→ **Instructions for the task**: In the data, extract each line that holds the string "numerator".

:: Dataset records

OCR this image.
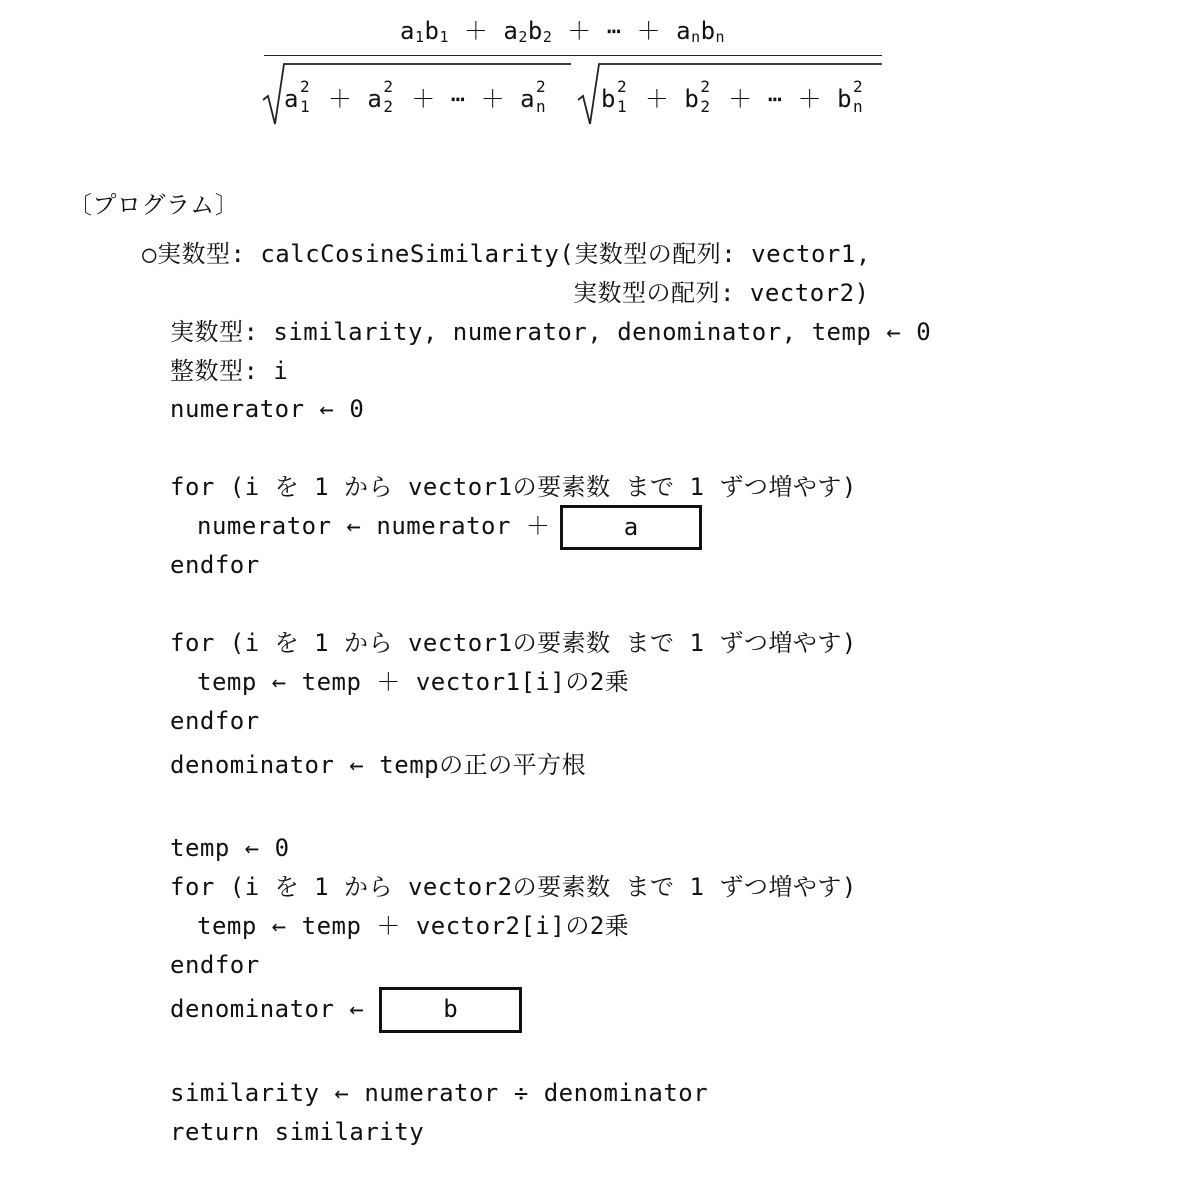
$a_1b_1 + a_2b_2$ ＋ ⋯ ＋ $a_nb_n$
a 2
1 ＋ a 2
2 ＋ ⋯ ＋ a 2
n b 2
1 ＋ b 2
2 ＋ ⋯ ＋ b 2
n
〔プログラム〕
○実数型: calcCosineSimilarity(実数型の配列: vector1,
実数型の配列: vector2)
実数型: similarity, numerator, denominator, temp ← 0
整数型: i
numerator ← 0
for (i を 1 から vector1の要素数 まで 1 ずつ増やす)
numerator ← numerator ＋	a
endfor
for (i を 1 から vector1の要素数 まで 1 ずつ増やす)
temp ← temp ＋ vector1[i]の2乗
endfor
denominator ← tempの正の平方根
temp ← 0
for (i を 1 から vector2の要素数 まで 1 ずつ増やす)
temp ← temp ＋ vector2[i]の2乗
endfor
denominator ←	b
similarity ← numerator ÷ denominator
return similarity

::::

→ **Solved problem**:
実数型: similarity, numerator, denominator, temp ← 0
numerator ← 0
numerator ← numerator ＋	a
similarity ← numerator ÷ denominator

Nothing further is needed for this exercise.